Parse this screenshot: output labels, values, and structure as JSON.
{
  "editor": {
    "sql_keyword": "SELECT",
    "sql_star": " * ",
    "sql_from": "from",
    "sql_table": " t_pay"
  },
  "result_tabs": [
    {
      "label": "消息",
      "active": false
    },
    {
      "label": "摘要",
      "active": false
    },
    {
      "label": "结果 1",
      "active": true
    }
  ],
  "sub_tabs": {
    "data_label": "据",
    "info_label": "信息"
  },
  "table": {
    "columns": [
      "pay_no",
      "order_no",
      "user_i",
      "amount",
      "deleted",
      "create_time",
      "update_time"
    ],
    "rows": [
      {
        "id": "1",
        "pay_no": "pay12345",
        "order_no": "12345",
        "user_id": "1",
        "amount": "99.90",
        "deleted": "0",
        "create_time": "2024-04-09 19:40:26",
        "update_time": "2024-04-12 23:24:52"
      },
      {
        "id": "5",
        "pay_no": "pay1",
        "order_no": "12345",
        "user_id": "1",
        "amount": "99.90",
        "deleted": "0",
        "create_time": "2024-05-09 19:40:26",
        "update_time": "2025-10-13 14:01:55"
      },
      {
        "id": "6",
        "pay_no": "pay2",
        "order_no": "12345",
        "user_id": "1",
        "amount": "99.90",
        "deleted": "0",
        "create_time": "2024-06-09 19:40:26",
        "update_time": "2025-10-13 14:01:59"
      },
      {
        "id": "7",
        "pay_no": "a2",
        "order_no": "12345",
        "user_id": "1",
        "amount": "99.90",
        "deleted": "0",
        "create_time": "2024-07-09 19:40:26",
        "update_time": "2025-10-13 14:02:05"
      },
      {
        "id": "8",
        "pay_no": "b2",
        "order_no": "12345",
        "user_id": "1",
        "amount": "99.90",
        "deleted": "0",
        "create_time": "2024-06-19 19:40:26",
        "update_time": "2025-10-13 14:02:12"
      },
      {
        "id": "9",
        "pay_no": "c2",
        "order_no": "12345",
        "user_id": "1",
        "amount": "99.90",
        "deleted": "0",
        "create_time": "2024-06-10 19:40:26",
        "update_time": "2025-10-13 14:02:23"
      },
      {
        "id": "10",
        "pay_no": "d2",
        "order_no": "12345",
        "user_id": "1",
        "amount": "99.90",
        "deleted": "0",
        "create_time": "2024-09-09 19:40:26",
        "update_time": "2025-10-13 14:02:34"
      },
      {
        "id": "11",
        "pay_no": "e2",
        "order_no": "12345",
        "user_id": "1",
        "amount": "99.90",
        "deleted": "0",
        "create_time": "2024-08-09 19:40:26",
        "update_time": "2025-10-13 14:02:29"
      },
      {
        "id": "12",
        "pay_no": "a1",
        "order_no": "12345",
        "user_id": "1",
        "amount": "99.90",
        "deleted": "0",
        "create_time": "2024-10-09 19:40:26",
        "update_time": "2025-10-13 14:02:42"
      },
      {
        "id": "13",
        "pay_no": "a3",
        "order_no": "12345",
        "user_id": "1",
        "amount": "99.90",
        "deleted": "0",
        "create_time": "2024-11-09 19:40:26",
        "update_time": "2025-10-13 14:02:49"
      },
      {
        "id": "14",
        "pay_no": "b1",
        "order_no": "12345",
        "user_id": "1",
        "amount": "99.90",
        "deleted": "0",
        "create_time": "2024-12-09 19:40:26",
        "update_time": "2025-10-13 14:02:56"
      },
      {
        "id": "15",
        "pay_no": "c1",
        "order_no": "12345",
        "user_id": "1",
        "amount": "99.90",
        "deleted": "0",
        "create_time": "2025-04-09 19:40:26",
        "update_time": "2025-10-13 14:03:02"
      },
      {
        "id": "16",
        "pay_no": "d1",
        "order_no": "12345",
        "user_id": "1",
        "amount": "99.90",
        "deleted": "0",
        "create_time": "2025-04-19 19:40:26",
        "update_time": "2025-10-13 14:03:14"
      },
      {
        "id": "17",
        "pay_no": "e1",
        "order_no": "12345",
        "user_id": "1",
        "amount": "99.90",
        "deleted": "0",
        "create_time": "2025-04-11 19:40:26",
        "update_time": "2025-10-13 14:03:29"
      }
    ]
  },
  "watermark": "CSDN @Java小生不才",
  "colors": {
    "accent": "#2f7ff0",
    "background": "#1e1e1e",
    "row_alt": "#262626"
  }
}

- - - -

**Exercise brief:**
Copy out each line above, character for character.

**Result of this task:**
Parse this screenshot: output labels, values, and structure as JSON.
{
  "editor": {
    "sql_keyword": "SELECT",
    "sql_star": " * ",
    "sql_from": "from",
    "sql_table": " t_pay"
  },
  "result_tabs": [
    {
      "label": "消息",
      "active": false
    },
    {
      "label": "摘要",
      "active": false
    },
    {
      "label": "结果 1",
      "active": true
    }
  ],
  "sub_tabs": {
    "data_label": "据",
    "info_label": "信息"
  },
  "table": {
    "columns": [
      "pay_no",
      "order_no",
      "user_i",
      "amount",
      "deleted",
      "create_time",
      "update_time"
    ],
    "rows": [
      {
        "id": "1",
        "pay_no": "pay12345",
        "order_no": "12345",
        "user_id": "1",
        "amount": "99.90",
        "deleted": "0",
        "create_time": "2024-04-09 19:40:26",
        "update_time": "2024-04-12 23:24:52"
      },
      {
        "id": "5",
        "pay_no": "pay1",
        "order_no": "12345",
        "user_id": "1",
        "amount": "99.90",
        "deleted": "0",
        "create_time": "2024-05-09 19:40:26",
        "update_time": "2025-10-13 14:01:55"
      },
      {
        "id": "6",
        "pay_no": "pay2",
        "order_no": "12345",
        "user_id": "1",
        "amount": "99.90",
        "deleted": "0",
        "create_time": "2024-06-09 19:40:26",
        "update_time": "2025-10-13 14:01:59"
      },
      {
        "id": "7",
        "pay_no": "a2",
        "order_no": "12345",
        "user_id": "1",
        "amount": "99.90",
        "deleted": "0",
        "create_time": "2024-07-09 19:40:26",
        "update_time": "2025-10-13 14:02:05"
      },
      {
        "id": "8",
        "pay_no": "b2",
        "order_no": "12345",
        "user_id": "1",
        "amount": "99.90",
        "deleted": "0",
        "create_time": "2024-06-19 19:40:26",
        "update_time": "2025-10-13 14:02:12"
      },
      {
        "id": "9",
        "pay_no": "c2",
        "order_no": "12345",
        "user_id": "1",
        "amount": "99.90",
        "deleted": "0",
        "create_time": "2024-06-10 19:40:26",
        "update_time": "2025-10-13 14:02:23"
      },
      {
        "id": "10",
        "pay_no": "d2",
        "order_no": "12345",
        "user_id": "1",
        "amount": "99.90",
        "deleted": "0",
        "create_time": "2024-09-09 19:40:26",
        "update_time": "2025-10-13 14:02:34"
      },
      {
        "id": "11",
        "pay_no": "e2",
        "order_no": "12345",
        "user_id": "1",
        "amount": "99.90",
        "deleted": "0",
        "create_time": "2024-08-09 19:40:26",
        "update_time": "2025-10-13 14:02:29"
      },
      {
        "id": "12",
        "pay_no": "a1",
        "order_no": "12345",
        "user_id": "1",
        "amount": "99.90",
        "deleted": "0",
        "create_time": "2024-10-09 19:40:26",
        "update_time": "2025-10-13 14:02:42"
      },
      {
        "id": "13",
        "pay_no": "a3",
        "order_no": "12345",
        "user_id": "1",
        "amount": "99.90",
        "deleted": "0",
        "create_time": "2024-11-09 19:40:26",
        "update_time": "2025-10-13 14:02:49"
      },
      {
        "id": "14",
        "pay_no": "b1",
        "order_no": "12345",
        "user_id": "1",
        "amount": "99.90",
        "deleted": "0",
        "create_time": "2024-12-09 19:40:26",
        "update_time": "2025-10-13 14:02:56"
      },
      {
        "id": "15",
        "pay_no": "c1",
        "order_no": "12345",
        "user_id": "1",
        "amount": "99.90",
        "deleted": "0",
        "create_time": "2025-04-09 19:40:26",
        "update_time": "2025-10-13 14:03:02"
      },
      {
        "id": "16",
        "pay_no": "d1",
        "order_no": "12345",
        "user_id": "1",
        "amount": "99.90",
        "deleted": "0",
        "create_time": "2025-04-19 19:40:26",
        "update_time": "2025-10-13 14:03:14"
      },
      {
        "id": "17",
        "pay_no": "e1",
        "order_no": "12345",
        "user_id": "1",
        "amount": "99.90",
        "deleted": "0",
        "create_time": "2025-04-11 19:40:26",
        "update_time": "2025-10-13 14:03:29"
      }
    ]
  },
  "watermark": "CSDN @Java小生不才",
  "colors": {
    "accent": "#2f7ff0",
    "background": "#1e1e1e",
    "row_alt": "#262626"
  }
}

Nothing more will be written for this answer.